— Work item —
Tally the lines below that contain "color". The number is the whole answer.

==== Entries provided

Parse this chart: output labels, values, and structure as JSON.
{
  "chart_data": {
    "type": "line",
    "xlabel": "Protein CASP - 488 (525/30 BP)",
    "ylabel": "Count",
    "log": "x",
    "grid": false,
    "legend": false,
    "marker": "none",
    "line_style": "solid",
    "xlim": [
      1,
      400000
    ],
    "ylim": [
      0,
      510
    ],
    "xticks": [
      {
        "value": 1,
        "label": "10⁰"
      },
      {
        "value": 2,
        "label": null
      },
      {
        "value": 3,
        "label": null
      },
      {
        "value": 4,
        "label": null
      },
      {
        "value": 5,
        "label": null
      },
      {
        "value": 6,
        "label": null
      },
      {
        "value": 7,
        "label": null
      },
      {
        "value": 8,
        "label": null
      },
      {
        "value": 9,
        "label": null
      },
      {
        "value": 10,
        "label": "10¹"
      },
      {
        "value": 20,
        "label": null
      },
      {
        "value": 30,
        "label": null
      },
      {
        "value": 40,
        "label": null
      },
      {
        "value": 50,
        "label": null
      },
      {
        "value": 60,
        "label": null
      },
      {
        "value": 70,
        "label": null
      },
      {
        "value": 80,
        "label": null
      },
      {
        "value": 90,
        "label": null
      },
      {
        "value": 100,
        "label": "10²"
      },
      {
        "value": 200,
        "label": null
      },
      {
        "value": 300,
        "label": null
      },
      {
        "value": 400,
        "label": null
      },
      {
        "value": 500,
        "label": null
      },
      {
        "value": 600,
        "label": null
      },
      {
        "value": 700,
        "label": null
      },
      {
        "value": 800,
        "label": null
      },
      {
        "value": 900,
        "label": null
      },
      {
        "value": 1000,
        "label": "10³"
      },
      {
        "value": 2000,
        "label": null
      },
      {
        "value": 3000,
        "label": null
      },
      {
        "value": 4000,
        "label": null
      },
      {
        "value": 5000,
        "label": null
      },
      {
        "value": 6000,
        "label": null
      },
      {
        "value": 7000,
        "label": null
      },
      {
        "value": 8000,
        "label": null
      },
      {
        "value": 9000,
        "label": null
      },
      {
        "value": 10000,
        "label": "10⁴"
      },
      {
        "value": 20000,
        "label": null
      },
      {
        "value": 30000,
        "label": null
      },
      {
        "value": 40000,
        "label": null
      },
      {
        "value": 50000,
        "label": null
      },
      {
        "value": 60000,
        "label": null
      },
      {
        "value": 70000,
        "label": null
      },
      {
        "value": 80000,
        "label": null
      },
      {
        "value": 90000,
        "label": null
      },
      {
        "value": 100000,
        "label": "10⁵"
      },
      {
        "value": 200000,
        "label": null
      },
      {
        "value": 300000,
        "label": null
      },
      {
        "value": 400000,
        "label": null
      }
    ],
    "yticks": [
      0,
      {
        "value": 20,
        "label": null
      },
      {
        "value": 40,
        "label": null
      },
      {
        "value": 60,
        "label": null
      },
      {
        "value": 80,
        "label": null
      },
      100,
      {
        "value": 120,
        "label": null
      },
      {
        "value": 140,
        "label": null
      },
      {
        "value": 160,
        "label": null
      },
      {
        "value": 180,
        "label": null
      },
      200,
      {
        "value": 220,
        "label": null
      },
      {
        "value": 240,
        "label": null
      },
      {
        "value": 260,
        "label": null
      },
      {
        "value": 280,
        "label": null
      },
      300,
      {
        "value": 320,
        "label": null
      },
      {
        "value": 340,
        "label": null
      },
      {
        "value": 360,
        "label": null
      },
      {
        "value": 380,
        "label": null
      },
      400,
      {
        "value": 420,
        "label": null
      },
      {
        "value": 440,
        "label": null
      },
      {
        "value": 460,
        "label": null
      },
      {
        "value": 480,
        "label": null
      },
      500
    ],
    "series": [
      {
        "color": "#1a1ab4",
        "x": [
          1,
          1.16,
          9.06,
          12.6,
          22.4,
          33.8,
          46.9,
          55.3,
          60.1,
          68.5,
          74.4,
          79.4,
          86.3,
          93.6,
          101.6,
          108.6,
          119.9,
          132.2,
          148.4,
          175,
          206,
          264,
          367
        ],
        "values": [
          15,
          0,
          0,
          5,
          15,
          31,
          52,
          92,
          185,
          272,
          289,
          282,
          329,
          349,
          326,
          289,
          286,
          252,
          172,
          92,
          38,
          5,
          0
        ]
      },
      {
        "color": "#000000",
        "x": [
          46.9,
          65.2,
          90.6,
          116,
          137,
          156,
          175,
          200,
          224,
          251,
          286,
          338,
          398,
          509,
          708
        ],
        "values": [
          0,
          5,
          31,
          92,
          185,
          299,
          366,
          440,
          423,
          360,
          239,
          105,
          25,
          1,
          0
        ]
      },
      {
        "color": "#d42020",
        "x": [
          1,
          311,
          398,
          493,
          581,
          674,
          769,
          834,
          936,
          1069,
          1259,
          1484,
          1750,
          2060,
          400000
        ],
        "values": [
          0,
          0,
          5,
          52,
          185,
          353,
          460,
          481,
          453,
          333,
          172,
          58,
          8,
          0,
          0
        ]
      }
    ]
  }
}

========

— Exercise answer —
3